It is touching sometimes to see the old man pausing in his walk, and to hear him tell with panting breath that he is not what he once was. The day has been when he could keep pace with you on either hill or plain; but these days are gone. The face is wrinkled now; the step is slow; the voice quivers; the hand shakes; but then the dear old heart is warm with a love and hope that speak of immortality. The lost power, in such a case, neither fills him with shame nor us with fear. The loss of power is not in such a case a loss of dignity. The vital power, the nerve power, the mind power, may not be what they used to be. There may be a dissipation of energy; but we are not haunted with the thought of a degradation of character. One likes to see the aged moving about in their weakness. It touches so many chords in our nature, keeps alive so many memories of childhood when the infant and the old man were companions, and when their mutual ministries hallowed life. We almost tremble at the thought that the severe friction of these times is going to carry us all off before we get old, and that the tottering steps of age shall no longer lend a touching charm to the picture of life. In our cities life is being burned up; energy is being dissipated at a rate that becomes alarming. And there are so many unhallowed methods of dissipating the power that is meant to bless men. Sitting long at their cups, men begin to find out that they cannot use their feet well, nor their hands, nor their tongue, nor even their eyes-seeing things double, as we say. Quietly has power been departing from them during their indulgence. The attempt to go out and shake themselves as before, were it not the attempt of men in ruin, would be laughable enough sometimes. For there is a comical side connected with this loss of power. And it were easy to be witty, satirical, and declamatory over this phase of life; but to be serious, honest, and faithful is more becoming. A man in ruins is not a subject for laughter. This degradation of power will not make

a good man rejoice. It will sadden him. For this form of degraded power is the most painful sight in these isles. It is being mixed up with the darker scenes in our national history. It has become the puzzle of the statesman, the grief of the moralist, the blot of the church, and a burden upon the hearts of all good men. Whatever science may say about transforming and conserving power, there is little in this dissipation of it that can be of any utility to the universe.
□ □ □ □ □
# [JOB]
Write out the passage on the loss of power, between "a good man rejoice." and "to the universe.", inclusive.

# [INFORMATION PROVIDED]
□ □ □ □ □
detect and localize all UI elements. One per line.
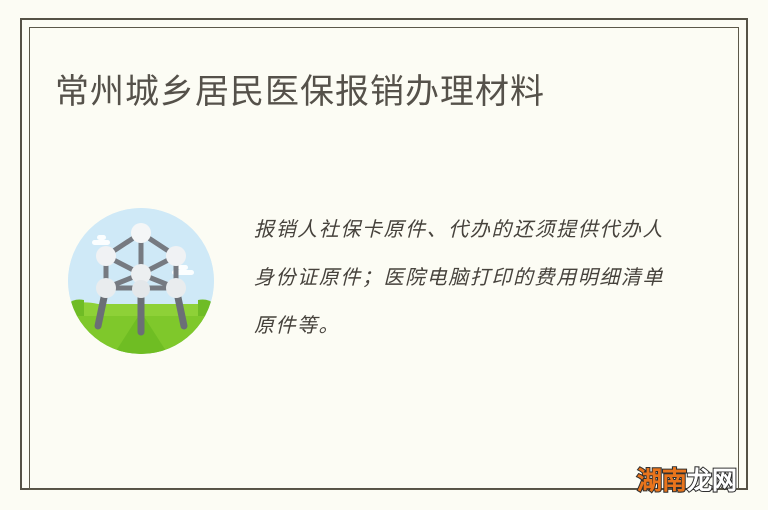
page-title: 常州城乡居民医保报销办理材料: [55, 69, 545, 115]
article-card: 常州城乡居民医保报销办理材料: [29, 27, 739, 490]
watermark-front-layer: 湖南龙网: [637, 466, 737, 496]
site-watermark: 湖南龙网 湖南龙网: [637, 466, 737, 496]
illustration-svg: [68, 208, 214, 354]
article-body-block: 报销人社保卡原件、代办的还须提供代办人身份证原件；医院电脑打印的费用明细清单原件…: [29, 205, 739, 354]
atomium-landmark-illustration: [68, 208, 214, 354]
watermark-text-primary-fill: 湖南: [637, 466, 687, 495]
watermark-text-secondary-fill: 龙网: [687, 466, 737, 495]
grass-right-bank: [198, 300, 214, 355]
grass-left-bank: [68, 300, 84, 355]
article-body-text: 报销人社保卡原件、代办的还须提供代办人身份证原件；医院电脑打印的费用明细清单原件…: [254, 205, 664, 349]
□ □ □ □ □
# [SOLUTION FOR THIS PROBLEM]
a good man rejoice. It will sadden him. For this form of degraded power is the most painful sight in these isles. It is being mixed up with the darker scenes in our national history. It has become the puzzle of the statesman, the grief of the moralist, the blot of the church, and a burden upon the hearts of all good men. Whatever science may say about transforming and conserving power, there is little in this dissipation of it that can be of any utility to the universe.